What you are asked to do:
Copy out each line in the material below that has the word "President".

[START OF Input]

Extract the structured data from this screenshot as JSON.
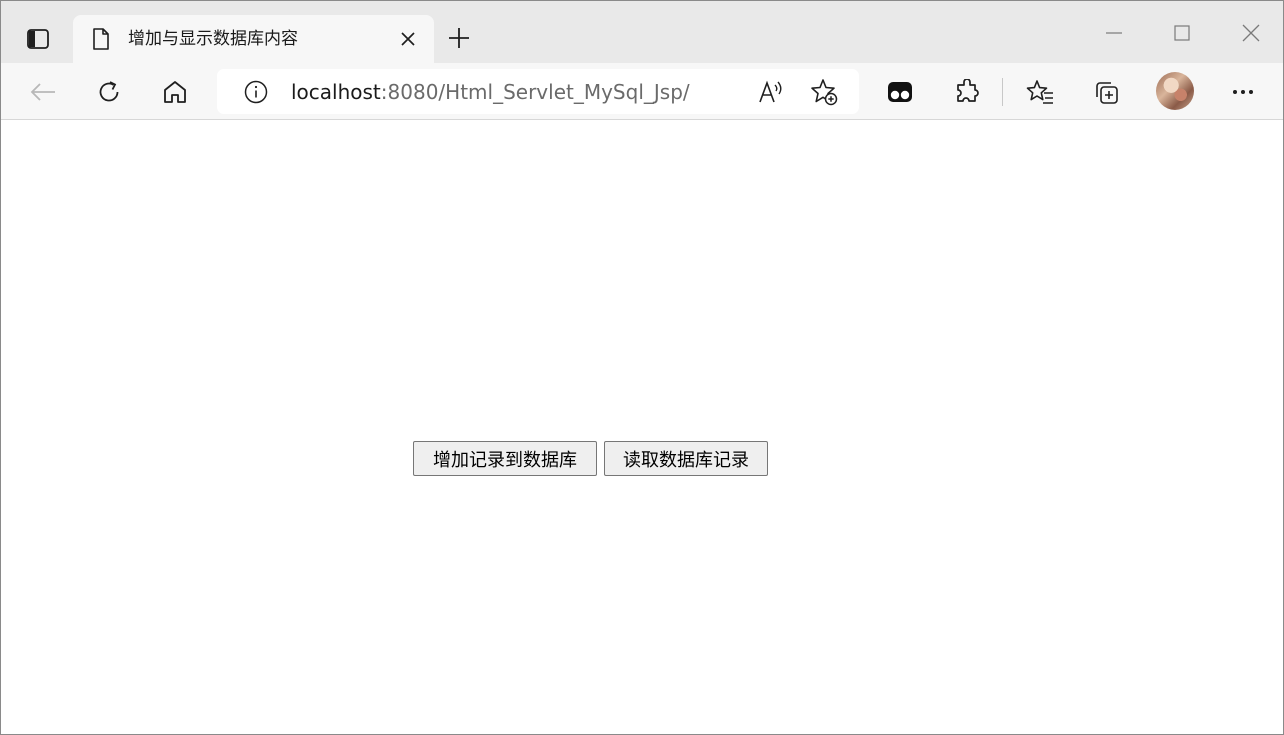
{
  "window": {
    "colors": {
      "tabstrip": "#e9e9e9",
      "toolbar": "#f7f7f7",
      "page": "#ffffff"
    }
  },
  "tabs": [
    {
      "title": "增加与显示数据库内容",
      "active": true,
      "icon": "page-icon"
    }
  ],
  "address_bar": {
    "host": "localhost",
    "path": ":8080/Html_Servlet_MySql_Jsp/"
  },
  "toolbar": {
    "icons": [
      "back-icon",
      "refresh-icon",
      "home-icon",
      "info-icon",
      "read-aloud-icon",
      "add-favorite-icon",
      "tracker-icon",
      "extensions-icon",
      "favorites-icon",
      "collections-icon",
      "avatar",
      "more-icon"
    ]
  },
  "page": {
    "buttons": {
      "add_label": "增加记录到数据库",
      "read_label": "读取数据库记录"
    }
  }
}
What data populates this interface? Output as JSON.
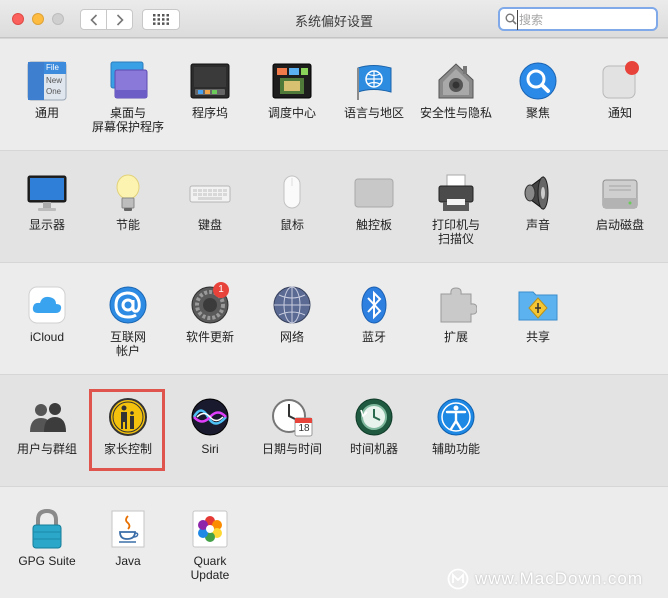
{
  "window": {
    "title": "系统偏好设置"
  },
  "search": {
    "placeholder": "搜索"
  },
  "rows": [
    {
      "items": [
        {
          "label": "通用",
          "icon": "general-icon"
        },
        {
          "label": "桌面与\n屏幕保护程序",
          "icon": "desktop-screensaver-icon"
        },
        {
          "label": "程序坞",
          "icon": "dock-icon"
        },
        {
          "label": "调度中心",
          "icon": "mission-control-icon"
        },
        {
          "label": "语言与地区",
          "icon": "language-region-icon"
        },
        {
          "label": "安全性与隐私",
          "icon": "security-privacy-icon"
        },
        {
          "label": "聚焦",
          "icon": "spotlight-icon"
        },
        {
          "label": "通知",
          "icon": "notifications-icon"
        }
      ]
    },
    {
      "items": [
        {
          "label": "显示器",
          "icon": "displays-icon"
        },
        {
          "label": "节能",
          "icon": "energy-saver-icon"
        },
        {
          "label": "键盘",
          "icon": "keyboard-icon"
        },
        {
          "label": "鼠标",
          "icon": "mouse-icon"
        },
        {
          "label": "触控板",
          "icon": "trackpad-icon"
        },
        {
          "label": "打印机与\n扫描仪",
          "icon": "printer-scanner-icon"
        },
        {
          "label": "声音",
          "icon": "sound-icon"
        },
        {
          "label": "启动磁盘",
          "icon": "startup-disk-icon"
        }
      ]
    },
    {
      "items": [
        {
          "label": "iCloud",
          "icon": "icloud-icon"
        },
        {
          "label": "互联网\n帐户",
          "icon": "internet-accounts-icon"
        },
        {
          "label": "软件更新",
          "icon": "software-update-icon",
          "badge": "1"
        },
        {
          "label": "网络",
          "icon": "network-icon"
        },
        {
          "label": "蓝牙",
          "icon": "bluetooth-icon"
        },
        {
          "label": "扩展",
          "icon": "extensions-icon"
        },
        {
          "label": "共享",
          "icon": "sharing-icon"
        }
      ]
    },
    {
      "items": [
        {
          "label": "用户与群组",
          "icon": "users-groups-icon"
        },
        {
          "label": "家长控制",
          "icon": "parental-controls-icon"
        },
        {
          "label": "Siri",
          "icon": "siri-icon"
        },
        {
          "label": "日期与时间",
          "icon": "date-time-icon",
          "date_number": "18"
        },
        {
          "label": "时间机器",
          "icon": "time-machine-icon"
        },
        {
          "label": "辅助功能",
          "icon": "accessibility-icon"
        }
      ]
    },
    {
      "items": [
        {
          "label": "GPG Suite",
          "icon": "gpg-suite-icon"
        },
        {
          "label": "Java",
          "icon": "java-icon"
        },
        {
          "label": "Quark\nUpdate",
          "icon": "quark-update-icon"
        }
      ]
    }
  ],
  "general_icon_text": [
    "File",
    "New",
    "One"
  ],
  "watermark": {
    "text": "www.MacDown.com",
    "icon": "macdown-logo-icon"
  },
  "colors": {
    "highlight": "#e0544e",
    "search_focus": "#7fa9e8",
    "badge": "#e8433b"
  }
}
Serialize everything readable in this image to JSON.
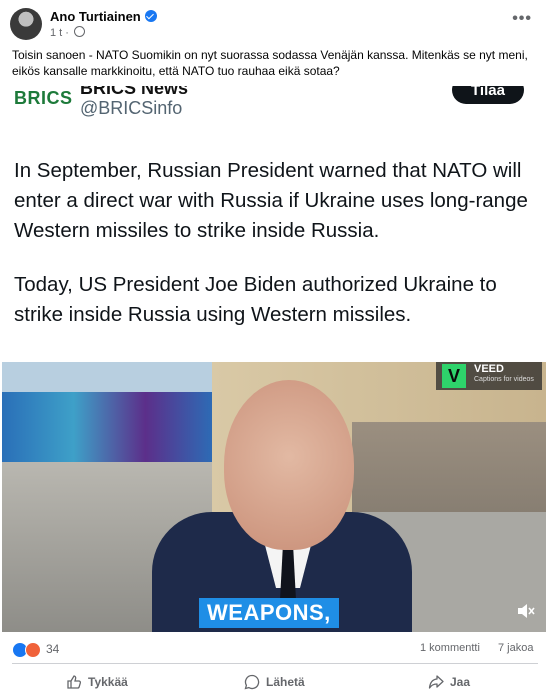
{
  "post": {
    "author": "Ano Turtiainen",
    "time": "1 t",
    "more_label": "•••",
    "caption": "Toisin sanoen - NATO Suomikin on nyt suorassa sodassa Venäjän kanssa. Mitenkäs se nyt meni, eikös kansalle markkinoitu, että NATO tuo rauhaa eikä sotaa?"
  },
  "tweet": {
    "logo_text": "BRICS",
    "name": "BRICS News",
    "handle": "@BRICSinfo",
    "follow_label": "Tilaa",
    "paragraph1": "In September, Russian President warned that NATO will enter a direct war with Russia if Ukraine uses long-range Western missiles to strike inside Russia.",
    "paragraph2": "Today, US President Joe Biden authorized Ukraine to strike inside Russia using Western missiles."
  },
  "video": {
    "subtitle": "WEAPONS,",
    "watermark_name": "VEED",
    "watermark_sub": "Captions for videos",
    "watermark_letter": "V"
  },
  "stats": {
    "reaction_count": "34",
    "comments": "1 kommentti",
    "shares": "7 jakoa"
  },
  "actions": {
    "like": "Tykkää",
    "send": "Lähetä",
    "share": "Jaa"
  },
  "colors": {
    "accent": "#1877f2",
    "subtitle_bg": "#1f8ee6",
    "veed_green": "#2ed36b"
  }
}
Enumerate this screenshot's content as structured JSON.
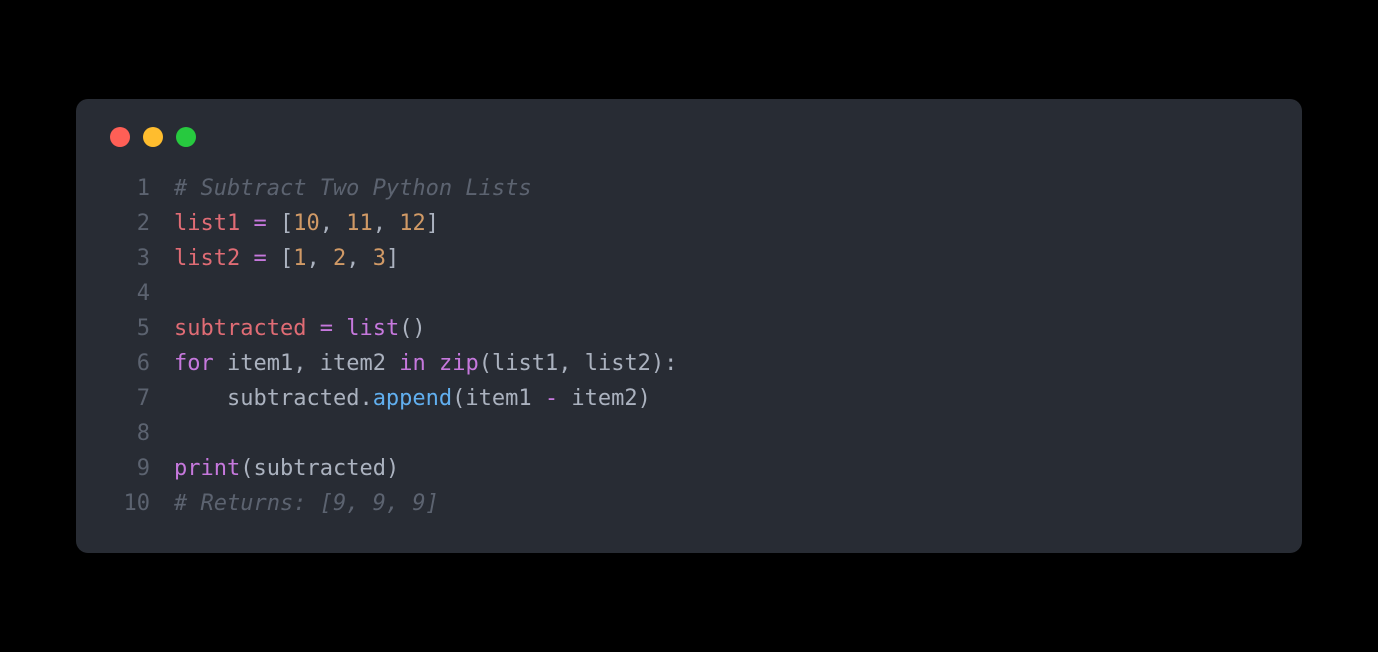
{
  "window": {
    "dots": [
      "close",
      "minimize",
      "maximize"
    ]
  },
  "code": {
    "lines": [
      {
        "num": "1",
        "tokens": [
          {
            "t": "# Subtract Two Python Lists",
            "c": "tok-comment"
          }
        ]
      },
      {
        "num": "2",
        "tokens": [
          {
            "t": "list1",
            "c": "tok-name"
          },
          {
            "t": " ",
            "c": ""
          },
          {
            "t": "=",
            "c": "tok-operator"
          },
          {
            "t": " ",
            "c": ""
          },
          {
            "t": "[",
            "c": "tok-punct"
          },
          {
            "t": "10",
            "c": "tok-number"
          },
          {
            "t": ", ",
            "c": "tok-punct"
          },
          {
            "t": "11",
            "c": "tok-number"
          },
          {
            "t": ", ",
            "c": "tok-punct"
          },
          {
            "t": "12",
            "c": "tok-number"
          },
          {
            "t": "]",
            "c": "tok-punct"
          }
        ]
      },
      {
        "num": "3",
        "tokens": [
          {
            "t": "list2",
            "c": "tok-name"
          },
          {
            "t": " ",
            "c": ""
          },
          {
            "t": "=",
            "c": "tok-operator"
          },
          {
            "t": " ",
            "c": ""
          },
          {
            "t": "[",
            "c": "tok-punct"
          },
          {
            "t": "1",
            "c": "tok-number"
          },
          {
            "t": ", ",
            "c": "tok-punct"
          },
          {
            "t": "2",
            "c": "tok-number"
          },
          {
            "t": ", ",
            "c": "tok-punct"
          },
          {
            "t": "3",
            "c": "tok-number"
          },
          {
            "t": "]",
            "c": "tok-punct"
          }
        ]
      },
      {
        "num": "4",
        "tokens": []
      },
      {
        "num": "5",
        "tokens": [
          {
            "t": "subtracted",
            "c": "tok-name"
          },
          {
            "t": " ",
            "c": ""
          },
          {
            "t": "=",
            "c": "tok-operator"
          },
          {
            "t": " ",
            "c": ""
          },
          {
            "t": "list",
            "c": "tok-func"
          },
          {
            "t": "()",
            "c": "tok-punct"
          }
        ]
      },
      {
        "num": "6",
        "tokens": [
          {
            "t": "for",
            "c": "tok-keyword"
          },
          {
            "t": " ",
            "c": ""
          },
          {
            "t": "item1",
            "c": "tok-def"
          },
          {
            "t": ", ",
            "c": "tok-punct"
          },
          {
            "t": "item2",
            "c": "tok-def"
          },
          {
            "t": " ",
            "c": ""
          },
          {
            "t": "in",
            "c": "tok-keyword"
          },
          {
            "t": " ",
            "c": ""
          },
          {
            "t": "zip",
            "c": "tok-func"
          },
          {
            "t": "(",
            "c": "tok-punct"
          },
          {
            "t": "list1",
            "c": "tok-def"
          },
          {
            "t": ", ",
            "c": "tok-punct"
          },
          {
            "t": "list2",
            "c": "tok-def"
          },
          {
            "t": "):",
            "c": "tok-punct"
          }
        ]
      },
      {
        "num": "7",
        "tokens": [
          {
            "t": "    ",
            "c": ""
          },
          {
            "t": "subtracted",
            "c": "tok-def"
          },
          {
            "t": ".",
            "c": "tok-punct"
          },
          {
            "t": "append",
            "c": "tok-method"
          },
          {
            "t": "(",
            "c": "tok-punct"
          },
          {
            "t": "item1",
            "c": "tok-def"
          },
          {
            "t": " ",
            "c": ""
          },
          {
            "t": "-",
            "c": "tok-operator"
          },
          {
            "t": " ",
            "c": ""
          },
          {
            "t": "item2",
            "c": "tok-def"
          },
          {
            "t": ")",
            "c": "tok-punct"
          }
        ]
      },
      {
        "num": "8",
        "tokens": []
      },
      {
        "num": "9",
        "tokens": [
          {
            "t": "print",
            "c": "tok-func"
          },
          {
            "t": "(",
            "c": "tok-punct"
          },
          {
            "t": "subtracted",
            "c": "tok-def"
          },
          {
            "t": ")",
            "c": "tok-punct"
          }
        ]
      },
      {
        "num": "10",
        "tokens": [
          {
            "t": "# Returns: [9, 9, 9]",
            "c": "tok-comment"
          }
        ]
      }
    ]
  }
}
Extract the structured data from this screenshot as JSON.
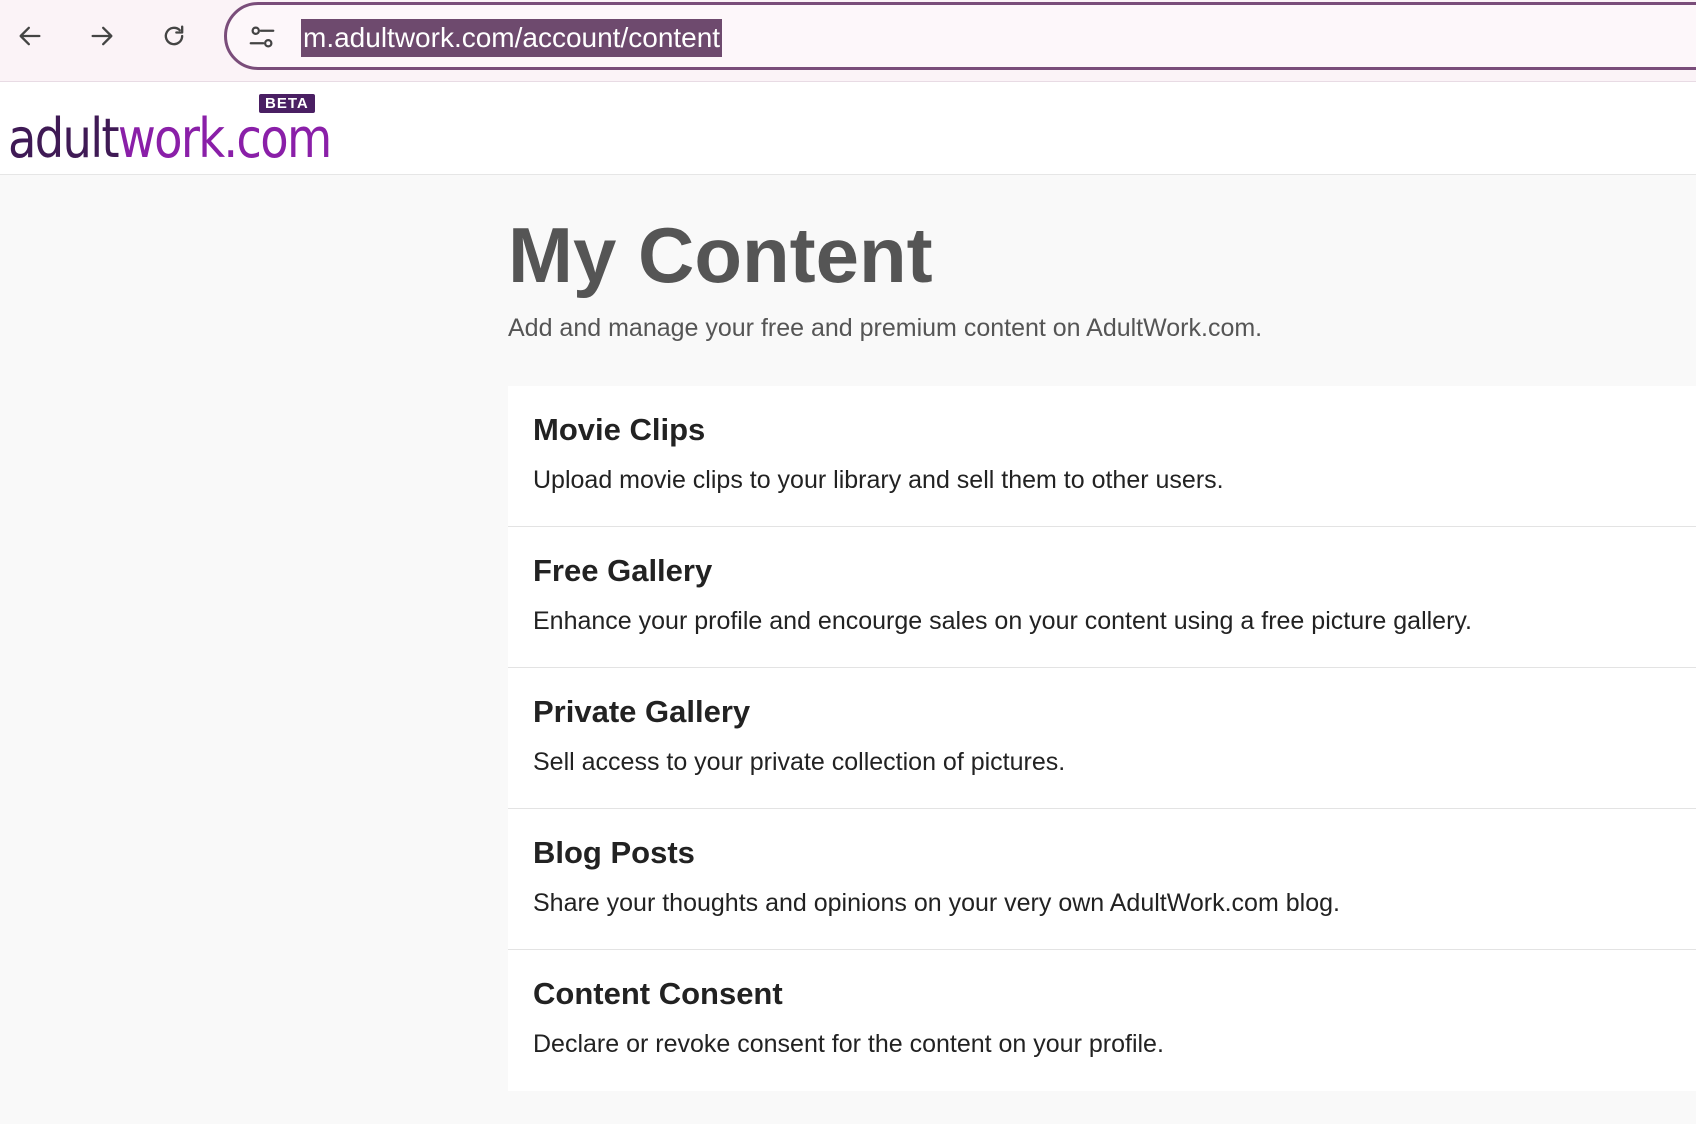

[END OF Input]

Answer to the task:
    "paragraph1": "In September, Russian President warned that NATO will enter a direct war with Russia if Ukraine uses long-range Western missiles to strike inside Russia.",
    "paragraph2": "Today, US President Joe Biden authorized Ukraine to strike inside Russia using Western missiles."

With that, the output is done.